■ DATASET ROWS:

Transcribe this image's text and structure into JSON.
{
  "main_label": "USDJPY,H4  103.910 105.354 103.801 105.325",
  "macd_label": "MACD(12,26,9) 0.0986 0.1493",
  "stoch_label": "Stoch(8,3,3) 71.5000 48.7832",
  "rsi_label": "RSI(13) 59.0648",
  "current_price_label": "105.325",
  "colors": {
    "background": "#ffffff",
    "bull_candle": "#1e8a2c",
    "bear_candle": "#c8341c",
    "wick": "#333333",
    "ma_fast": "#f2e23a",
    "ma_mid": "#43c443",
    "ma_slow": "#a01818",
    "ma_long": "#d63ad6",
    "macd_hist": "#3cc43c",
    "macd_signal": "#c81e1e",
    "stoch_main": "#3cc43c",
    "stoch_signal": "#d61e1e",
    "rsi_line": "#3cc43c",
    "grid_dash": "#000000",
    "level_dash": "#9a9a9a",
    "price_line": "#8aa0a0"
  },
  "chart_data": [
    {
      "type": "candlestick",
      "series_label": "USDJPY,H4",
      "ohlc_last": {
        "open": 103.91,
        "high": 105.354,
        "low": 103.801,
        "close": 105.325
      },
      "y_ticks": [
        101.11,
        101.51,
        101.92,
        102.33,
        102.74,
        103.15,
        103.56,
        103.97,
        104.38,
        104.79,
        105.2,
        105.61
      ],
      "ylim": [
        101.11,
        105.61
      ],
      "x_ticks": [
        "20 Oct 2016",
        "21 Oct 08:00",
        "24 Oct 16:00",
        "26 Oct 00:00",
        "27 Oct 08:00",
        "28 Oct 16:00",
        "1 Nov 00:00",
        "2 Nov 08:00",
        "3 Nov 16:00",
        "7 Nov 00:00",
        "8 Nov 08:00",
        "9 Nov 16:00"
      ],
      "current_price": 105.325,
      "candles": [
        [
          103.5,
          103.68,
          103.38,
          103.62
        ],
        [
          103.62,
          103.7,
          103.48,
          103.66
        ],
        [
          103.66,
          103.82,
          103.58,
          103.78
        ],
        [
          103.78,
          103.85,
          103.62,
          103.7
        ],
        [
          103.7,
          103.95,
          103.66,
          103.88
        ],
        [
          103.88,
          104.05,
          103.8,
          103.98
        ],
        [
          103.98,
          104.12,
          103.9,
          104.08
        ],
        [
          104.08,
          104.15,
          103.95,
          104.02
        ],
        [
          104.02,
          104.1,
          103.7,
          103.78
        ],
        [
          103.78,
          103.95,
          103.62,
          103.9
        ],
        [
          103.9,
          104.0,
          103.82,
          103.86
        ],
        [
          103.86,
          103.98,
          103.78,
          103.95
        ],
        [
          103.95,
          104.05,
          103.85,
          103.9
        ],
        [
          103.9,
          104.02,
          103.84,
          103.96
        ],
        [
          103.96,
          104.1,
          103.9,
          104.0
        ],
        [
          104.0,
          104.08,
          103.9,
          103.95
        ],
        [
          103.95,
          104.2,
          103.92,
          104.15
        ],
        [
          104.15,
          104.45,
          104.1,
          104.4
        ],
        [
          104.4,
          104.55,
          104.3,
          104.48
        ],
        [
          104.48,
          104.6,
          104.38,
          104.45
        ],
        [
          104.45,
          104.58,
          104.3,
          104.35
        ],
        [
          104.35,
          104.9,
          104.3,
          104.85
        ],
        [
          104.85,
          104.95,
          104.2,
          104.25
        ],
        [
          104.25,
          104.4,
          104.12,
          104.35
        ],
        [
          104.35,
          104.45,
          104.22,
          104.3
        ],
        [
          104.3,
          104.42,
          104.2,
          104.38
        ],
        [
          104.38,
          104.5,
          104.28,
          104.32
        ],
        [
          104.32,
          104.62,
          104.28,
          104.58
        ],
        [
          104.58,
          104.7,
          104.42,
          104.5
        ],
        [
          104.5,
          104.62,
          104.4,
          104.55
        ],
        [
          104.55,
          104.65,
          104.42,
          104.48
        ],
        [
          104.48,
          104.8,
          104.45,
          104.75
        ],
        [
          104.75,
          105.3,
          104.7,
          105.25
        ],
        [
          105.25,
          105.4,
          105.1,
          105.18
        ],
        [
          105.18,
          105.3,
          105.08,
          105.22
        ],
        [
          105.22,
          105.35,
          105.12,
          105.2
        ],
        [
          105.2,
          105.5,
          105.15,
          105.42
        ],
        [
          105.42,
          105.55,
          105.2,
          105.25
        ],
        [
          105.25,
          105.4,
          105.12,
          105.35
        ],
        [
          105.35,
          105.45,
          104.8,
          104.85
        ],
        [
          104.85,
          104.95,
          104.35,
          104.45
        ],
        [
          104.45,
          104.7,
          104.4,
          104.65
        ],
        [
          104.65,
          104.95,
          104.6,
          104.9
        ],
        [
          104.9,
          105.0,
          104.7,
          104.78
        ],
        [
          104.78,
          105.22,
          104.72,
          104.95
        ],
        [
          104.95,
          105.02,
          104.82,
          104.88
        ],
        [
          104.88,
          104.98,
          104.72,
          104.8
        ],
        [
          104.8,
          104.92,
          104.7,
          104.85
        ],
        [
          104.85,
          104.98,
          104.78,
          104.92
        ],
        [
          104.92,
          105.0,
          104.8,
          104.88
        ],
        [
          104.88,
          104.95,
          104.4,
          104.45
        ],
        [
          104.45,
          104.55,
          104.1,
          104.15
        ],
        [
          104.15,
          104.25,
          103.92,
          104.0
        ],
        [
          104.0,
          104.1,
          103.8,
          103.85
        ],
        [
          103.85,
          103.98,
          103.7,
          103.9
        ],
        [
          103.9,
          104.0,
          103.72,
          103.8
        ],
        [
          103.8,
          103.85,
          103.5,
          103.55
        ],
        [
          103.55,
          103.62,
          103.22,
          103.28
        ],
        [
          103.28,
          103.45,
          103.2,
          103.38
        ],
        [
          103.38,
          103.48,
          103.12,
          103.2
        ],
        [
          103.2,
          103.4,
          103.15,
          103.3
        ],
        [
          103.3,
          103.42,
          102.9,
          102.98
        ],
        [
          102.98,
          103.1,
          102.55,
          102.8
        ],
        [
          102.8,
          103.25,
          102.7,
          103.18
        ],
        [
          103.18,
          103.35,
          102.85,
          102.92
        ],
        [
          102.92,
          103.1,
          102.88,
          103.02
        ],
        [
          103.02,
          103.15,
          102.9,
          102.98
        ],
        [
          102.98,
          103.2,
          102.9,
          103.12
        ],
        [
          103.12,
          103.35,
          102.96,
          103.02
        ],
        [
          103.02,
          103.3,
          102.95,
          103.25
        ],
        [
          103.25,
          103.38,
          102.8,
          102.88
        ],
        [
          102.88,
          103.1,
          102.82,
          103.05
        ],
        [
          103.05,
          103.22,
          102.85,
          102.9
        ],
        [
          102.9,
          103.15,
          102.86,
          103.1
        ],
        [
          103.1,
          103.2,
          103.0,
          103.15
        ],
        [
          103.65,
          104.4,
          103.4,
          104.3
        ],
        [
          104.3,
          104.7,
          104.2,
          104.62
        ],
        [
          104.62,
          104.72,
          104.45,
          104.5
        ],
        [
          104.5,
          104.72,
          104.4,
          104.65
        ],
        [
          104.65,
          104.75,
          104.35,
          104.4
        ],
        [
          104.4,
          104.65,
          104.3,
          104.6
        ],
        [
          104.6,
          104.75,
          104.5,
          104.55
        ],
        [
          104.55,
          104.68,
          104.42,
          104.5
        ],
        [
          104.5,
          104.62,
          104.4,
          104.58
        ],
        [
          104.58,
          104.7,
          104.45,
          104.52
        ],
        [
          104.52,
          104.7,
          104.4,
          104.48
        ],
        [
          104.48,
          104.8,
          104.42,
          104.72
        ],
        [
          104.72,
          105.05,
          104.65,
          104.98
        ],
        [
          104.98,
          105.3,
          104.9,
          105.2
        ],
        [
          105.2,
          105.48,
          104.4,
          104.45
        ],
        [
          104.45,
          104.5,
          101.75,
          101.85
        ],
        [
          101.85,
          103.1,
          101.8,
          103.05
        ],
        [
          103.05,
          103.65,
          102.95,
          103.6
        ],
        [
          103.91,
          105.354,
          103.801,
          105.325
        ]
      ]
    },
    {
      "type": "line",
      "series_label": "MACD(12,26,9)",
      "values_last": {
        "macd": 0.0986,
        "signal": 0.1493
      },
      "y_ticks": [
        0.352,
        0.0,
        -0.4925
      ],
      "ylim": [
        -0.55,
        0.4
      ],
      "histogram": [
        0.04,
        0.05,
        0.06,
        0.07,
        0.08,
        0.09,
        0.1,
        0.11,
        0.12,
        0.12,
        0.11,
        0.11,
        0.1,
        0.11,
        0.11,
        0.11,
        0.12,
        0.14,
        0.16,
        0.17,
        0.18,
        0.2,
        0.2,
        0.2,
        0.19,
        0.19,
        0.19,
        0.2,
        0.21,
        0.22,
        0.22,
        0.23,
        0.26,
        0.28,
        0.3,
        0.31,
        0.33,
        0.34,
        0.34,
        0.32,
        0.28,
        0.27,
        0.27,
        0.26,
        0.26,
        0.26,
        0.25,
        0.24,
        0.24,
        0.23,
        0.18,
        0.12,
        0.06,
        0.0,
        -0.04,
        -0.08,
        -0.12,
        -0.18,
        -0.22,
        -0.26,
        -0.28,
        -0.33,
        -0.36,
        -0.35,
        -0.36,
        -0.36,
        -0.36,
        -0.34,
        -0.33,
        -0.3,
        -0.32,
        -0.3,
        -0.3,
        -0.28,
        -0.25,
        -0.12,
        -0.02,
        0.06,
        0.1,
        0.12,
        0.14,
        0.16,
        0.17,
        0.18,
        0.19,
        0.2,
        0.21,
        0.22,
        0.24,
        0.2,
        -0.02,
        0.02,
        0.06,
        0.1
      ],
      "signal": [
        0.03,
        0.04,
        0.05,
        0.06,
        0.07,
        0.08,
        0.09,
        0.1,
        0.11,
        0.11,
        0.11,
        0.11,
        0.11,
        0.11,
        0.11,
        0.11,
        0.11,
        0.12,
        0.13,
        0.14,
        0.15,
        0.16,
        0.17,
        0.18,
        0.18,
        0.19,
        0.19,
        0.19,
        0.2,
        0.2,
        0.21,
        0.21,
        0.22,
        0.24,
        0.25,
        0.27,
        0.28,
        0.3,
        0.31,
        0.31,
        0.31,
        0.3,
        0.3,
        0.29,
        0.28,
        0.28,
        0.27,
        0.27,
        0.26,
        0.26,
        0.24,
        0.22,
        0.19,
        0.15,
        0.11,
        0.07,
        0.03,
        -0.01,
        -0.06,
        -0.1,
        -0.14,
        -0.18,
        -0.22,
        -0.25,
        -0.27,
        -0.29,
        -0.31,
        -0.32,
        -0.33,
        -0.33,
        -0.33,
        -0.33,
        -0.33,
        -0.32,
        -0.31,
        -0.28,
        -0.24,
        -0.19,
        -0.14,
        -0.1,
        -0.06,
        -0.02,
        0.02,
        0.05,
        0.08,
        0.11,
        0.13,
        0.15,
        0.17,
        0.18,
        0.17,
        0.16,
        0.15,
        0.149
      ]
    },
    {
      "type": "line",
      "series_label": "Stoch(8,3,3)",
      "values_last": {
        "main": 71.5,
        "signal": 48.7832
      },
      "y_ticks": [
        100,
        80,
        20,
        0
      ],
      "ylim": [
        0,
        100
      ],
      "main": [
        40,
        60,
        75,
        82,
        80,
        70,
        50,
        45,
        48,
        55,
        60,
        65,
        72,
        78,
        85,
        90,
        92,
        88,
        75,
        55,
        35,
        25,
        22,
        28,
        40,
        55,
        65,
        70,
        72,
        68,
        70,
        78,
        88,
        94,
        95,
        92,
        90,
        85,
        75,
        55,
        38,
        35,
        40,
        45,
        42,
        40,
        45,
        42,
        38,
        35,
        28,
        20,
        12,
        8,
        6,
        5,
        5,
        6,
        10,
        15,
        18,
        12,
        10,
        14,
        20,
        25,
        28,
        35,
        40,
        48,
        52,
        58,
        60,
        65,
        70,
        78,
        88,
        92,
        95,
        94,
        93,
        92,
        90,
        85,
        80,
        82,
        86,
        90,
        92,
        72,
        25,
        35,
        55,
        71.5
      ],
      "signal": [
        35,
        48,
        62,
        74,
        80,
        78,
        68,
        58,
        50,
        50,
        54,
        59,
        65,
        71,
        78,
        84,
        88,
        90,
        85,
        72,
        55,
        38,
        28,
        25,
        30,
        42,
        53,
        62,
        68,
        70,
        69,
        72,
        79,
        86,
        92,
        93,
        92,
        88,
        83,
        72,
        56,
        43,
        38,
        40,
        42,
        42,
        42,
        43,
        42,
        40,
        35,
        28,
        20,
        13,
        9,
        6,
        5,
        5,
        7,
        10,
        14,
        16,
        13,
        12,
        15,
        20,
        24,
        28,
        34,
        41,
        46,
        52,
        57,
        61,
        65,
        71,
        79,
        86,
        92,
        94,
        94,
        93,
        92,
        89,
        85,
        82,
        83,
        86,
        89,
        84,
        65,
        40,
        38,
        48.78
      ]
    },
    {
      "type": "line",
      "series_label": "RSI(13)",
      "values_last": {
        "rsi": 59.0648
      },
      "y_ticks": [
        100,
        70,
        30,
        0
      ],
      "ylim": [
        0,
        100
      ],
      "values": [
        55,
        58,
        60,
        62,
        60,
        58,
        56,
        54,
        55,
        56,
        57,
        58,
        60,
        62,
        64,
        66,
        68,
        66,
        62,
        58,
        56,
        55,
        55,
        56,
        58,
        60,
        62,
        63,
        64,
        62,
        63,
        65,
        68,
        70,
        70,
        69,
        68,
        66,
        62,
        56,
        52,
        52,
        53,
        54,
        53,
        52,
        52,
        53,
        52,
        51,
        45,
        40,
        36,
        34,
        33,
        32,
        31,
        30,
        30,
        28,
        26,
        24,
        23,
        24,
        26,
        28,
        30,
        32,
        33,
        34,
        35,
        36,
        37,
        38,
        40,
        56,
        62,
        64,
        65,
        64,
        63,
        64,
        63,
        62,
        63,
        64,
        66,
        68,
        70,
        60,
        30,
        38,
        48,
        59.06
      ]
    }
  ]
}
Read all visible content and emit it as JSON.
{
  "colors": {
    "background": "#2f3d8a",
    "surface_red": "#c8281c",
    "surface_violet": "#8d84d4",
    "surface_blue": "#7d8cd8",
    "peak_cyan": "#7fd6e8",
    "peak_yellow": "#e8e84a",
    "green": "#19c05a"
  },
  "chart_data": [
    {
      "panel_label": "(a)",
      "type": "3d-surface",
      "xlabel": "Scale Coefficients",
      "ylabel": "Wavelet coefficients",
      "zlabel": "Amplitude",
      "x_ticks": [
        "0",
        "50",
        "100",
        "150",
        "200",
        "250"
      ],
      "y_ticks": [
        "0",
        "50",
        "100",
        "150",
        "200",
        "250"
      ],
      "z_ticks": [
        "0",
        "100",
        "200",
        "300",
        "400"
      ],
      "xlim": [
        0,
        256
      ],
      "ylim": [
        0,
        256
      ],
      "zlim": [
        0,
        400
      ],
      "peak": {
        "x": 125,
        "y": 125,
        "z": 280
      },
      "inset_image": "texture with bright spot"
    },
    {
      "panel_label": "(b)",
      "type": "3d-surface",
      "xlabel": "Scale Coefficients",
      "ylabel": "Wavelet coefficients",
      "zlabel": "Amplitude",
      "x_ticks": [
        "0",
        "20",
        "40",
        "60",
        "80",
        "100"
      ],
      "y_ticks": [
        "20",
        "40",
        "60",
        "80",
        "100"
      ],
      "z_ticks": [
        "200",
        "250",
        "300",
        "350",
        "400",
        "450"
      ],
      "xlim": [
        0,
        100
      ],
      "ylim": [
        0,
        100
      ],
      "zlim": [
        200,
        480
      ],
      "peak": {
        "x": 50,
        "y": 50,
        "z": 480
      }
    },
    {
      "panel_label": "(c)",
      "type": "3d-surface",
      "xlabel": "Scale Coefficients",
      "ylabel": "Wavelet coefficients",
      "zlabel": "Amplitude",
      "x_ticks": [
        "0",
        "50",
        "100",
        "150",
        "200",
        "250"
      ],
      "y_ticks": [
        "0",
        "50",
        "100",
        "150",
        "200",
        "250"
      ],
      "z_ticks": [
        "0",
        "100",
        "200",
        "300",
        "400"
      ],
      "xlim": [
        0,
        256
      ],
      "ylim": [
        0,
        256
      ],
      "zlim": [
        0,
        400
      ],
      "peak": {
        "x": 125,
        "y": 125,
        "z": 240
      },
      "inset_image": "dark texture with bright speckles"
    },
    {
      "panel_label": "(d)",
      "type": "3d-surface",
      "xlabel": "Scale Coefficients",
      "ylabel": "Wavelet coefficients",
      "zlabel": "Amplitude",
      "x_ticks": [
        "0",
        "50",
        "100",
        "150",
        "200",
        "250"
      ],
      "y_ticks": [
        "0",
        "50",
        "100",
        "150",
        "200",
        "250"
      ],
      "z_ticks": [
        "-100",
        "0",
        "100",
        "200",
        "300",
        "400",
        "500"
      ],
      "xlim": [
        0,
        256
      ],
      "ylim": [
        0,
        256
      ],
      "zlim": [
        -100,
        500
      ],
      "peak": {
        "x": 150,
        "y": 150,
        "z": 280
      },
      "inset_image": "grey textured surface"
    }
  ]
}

■ BRIEF: Every line of the records that includes the word "with" should be gathered.

■ EXERCISE SOLUTION:
      "inset_image": "texture with bright spot"
      "inset_image": "dark texture with bright speckles"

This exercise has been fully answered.